- [THINGS TO DO]:
1. In the Catober blog post below, what does the steady green line on the mileage chart represent?
2. Carry on the Catober blog post below, picking up right after its final sentence.

Tuesday


1
Oct 24

Welcome to Catober!

Welcome to Catober, where we daily highlight the kitties, because once a week isn’t enough. They also get their own posts in October, because they slipped that into their contract when we weren’t looking. So, I’ll take turns highlighting each cat. Tomorrow we’ll have some amazing Phoebe cuteness. You can see the full collection of lovely cat poses right here.

I’m mid-thigh in grading things. Fortunately not hip deep, and only that deep because I stayed up far too late — even for me — grading stuff. And so today I graded stuff. Tonight, I will grade other things.

At this rate I’ll be grading things all day and night tomorrow. I believe I have it paced out so I can finish grading on Thursday. Just in time for this weekend’s stuff to start rolling in for grading next week …

Whoever set this schedule up deserves a talking to. Me, it was me. I deserve a talking to.

Here’s a video I shot on yesterday’s bike ride. There are a lot of fields turning a beautiful, bright yellow just now. I might have caught these just a few minutes too late in the evening for the color to really pop. Still lovely in their own way.

  

Since it is the beginning of the month, we should check in on the mileage. September was a good month, my best September ever, and it turned into the fourth most miles in any one month, be they ever so humble. And we can see the progression through the first nine months of the year on this neat little chart.

The blue line is this year, the red one is last year, and the steady green one is a simple what if projection of doing 10 miles per day. I’ve been trailing behind that, sadly, since mid July. Now I’m making progress and I’ll be back over the green line before you read this.

And there are some humble, yet cool-to-me milestones coming up on the bike. You’ll be underwhelmed.

I’ll be whelmed.

That’ll be the extent of it.

Let’s get back to the Re-Listening project for a brief update. This is the one where I’m listening to all of my old CDs in the car, in the order in which I acquired them. At some point, I figured I could write about it to pad out the site with a bit of content — share some videos and the like, but these aren’t reviews, because no one cares. So let’s get to it, so I can get caught up. (I’m only behind by three albums, I think.)

- [GIVEN MATERIAL]:
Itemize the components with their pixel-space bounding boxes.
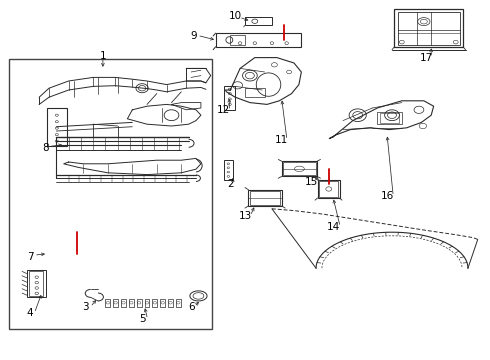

- [SOLVED TASKS]:
1. It is a simple what-if projection of riding 10 miles per day.

2.
We’ll return to 2006 or so, when I picked up a copy of Live’s 1999 record, “The Distance to Here.” It was the band’s fifth studio album, it went platinum in a month, debuted at number four on the Billboard 200 chart, topped the charts in three other countries, and settled into the top 10 in a half dozen more. They promoted three singles from the record, all which became at least moderately successful on the Alternative Airplay chart. But it never really worked for me. This is the last Live album I bought, and by the time Ed Kowalczyk left the band a decade later, I had no idea.

But I have two things here. This works a whole lot better now, for me, than it did back then. It could be a small doses record at the very least. And one or two of these tunes could be sticky — which is sometimes good and sometimes “get out of my head.”

The other thought was centered around this show at a concert. I saw the band at a festival when they were touring on this record. They closed their set with this song, and they were working out the instrumentation so that, one-by-one, the band slipped away off the darkened stage. Then there was only Kowalczyk, and the whole sweaty crowd was singing along and he stopped strumming his guitar, they kept singing, and he waved and walked off. It was better than this version, which came about some years later, but similar.

Kowalczyk rejoined the band after a few years away. And then he fired the band. They were all, as I recall, southeastern Pennsylvania high school classmates who got their break soon after, and became a 10-years-later overnight success. And now, they’re taking turns suing each other or some such. Kowalczyk is touring with the name, but all new band mates. They just came off the road from a midwestern swing last week.

In the next installation of the Re-Listening project, we’ll try out a pretty decent tribute album I’d entirely forgotten about — which is entirely the point.

And now, back to grading. And next for you, more Catober!


24
Sep 24

Keens

My in-laws had this steakhouse in Manhattan that they went to for years and years. It was quite the classy old New York charm. One of those places that was hard to get into. But the in-laws knew a guy, and so they could walk in like stars. They took me there once or twice, and I was glad for it. But the place closed — landlords, man — and then re-opened in some form elsewhere for a few years, but it wasn’t the same, so my father-in-law found himself a new place.

It was two years ago, as far as I know, that they found a new place to call their steakhouse in the city. I’m not sure how they came upon it, but my lovely bride took her parents in for a show and they went to this place. They raved about it. Insisted I had to come with them into the city to go to this place. Full of history, and also the food.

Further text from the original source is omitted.